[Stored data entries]
* START *

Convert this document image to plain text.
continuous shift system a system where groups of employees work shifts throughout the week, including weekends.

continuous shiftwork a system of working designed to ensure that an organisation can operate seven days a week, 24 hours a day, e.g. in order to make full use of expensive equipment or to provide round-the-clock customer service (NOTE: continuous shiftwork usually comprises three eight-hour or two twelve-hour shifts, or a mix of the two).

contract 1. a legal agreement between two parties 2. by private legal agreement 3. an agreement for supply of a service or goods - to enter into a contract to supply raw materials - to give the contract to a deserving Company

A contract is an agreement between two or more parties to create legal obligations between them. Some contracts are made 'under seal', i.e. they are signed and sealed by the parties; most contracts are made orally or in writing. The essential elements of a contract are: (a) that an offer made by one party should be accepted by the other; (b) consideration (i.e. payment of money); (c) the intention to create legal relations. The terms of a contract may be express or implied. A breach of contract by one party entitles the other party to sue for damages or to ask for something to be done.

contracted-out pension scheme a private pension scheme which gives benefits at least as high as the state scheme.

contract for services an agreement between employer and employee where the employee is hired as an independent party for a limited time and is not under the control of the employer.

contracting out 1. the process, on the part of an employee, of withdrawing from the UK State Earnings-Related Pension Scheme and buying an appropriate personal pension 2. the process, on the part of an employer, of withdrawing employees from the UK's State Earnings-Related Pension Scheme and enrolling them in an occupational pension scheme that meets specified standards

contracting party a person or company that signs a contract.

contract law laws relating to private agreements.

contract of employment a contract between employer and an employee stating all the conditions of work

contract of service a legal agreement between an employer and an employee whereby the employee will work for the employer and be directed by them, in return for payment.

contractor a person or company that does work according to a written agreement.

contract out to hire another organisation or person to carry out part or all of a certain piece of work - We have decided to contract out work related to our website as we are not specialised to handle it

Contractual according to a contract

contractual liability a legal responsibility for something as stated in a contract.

* END *

▸ Work required
Copy out each line of the data where the string "legal" appears.

▸ The output
contract 1. a legal agreement between two parties 2. by private legal agreement 3. an agreement for supply of a service or goods - to enter into a contract to supply raw materials - to give the contract to a deserving Company
A contract is an agreement between two or more parties to create legal obligations between them. Some contracts are made 'under seal', i.e. they are signed and sealed by the parties; most contracts are made orally or in writing. The essential elements of a contract are: (a) that an offer made by one party should be accepted by the other; (b) consideration (i.e. payment of money); (c) the intention to create legal relations. The terms of a contract may be express or implied. A breach of contract by one party entitles the other party to sue for damages or to ask for something to be done.
contract of service a legal agreement between an employer and an employee whereby the employee will work for the employer and be directed by them, in return for payment.
contractual liability a legal responsibility for something as stated in a contract.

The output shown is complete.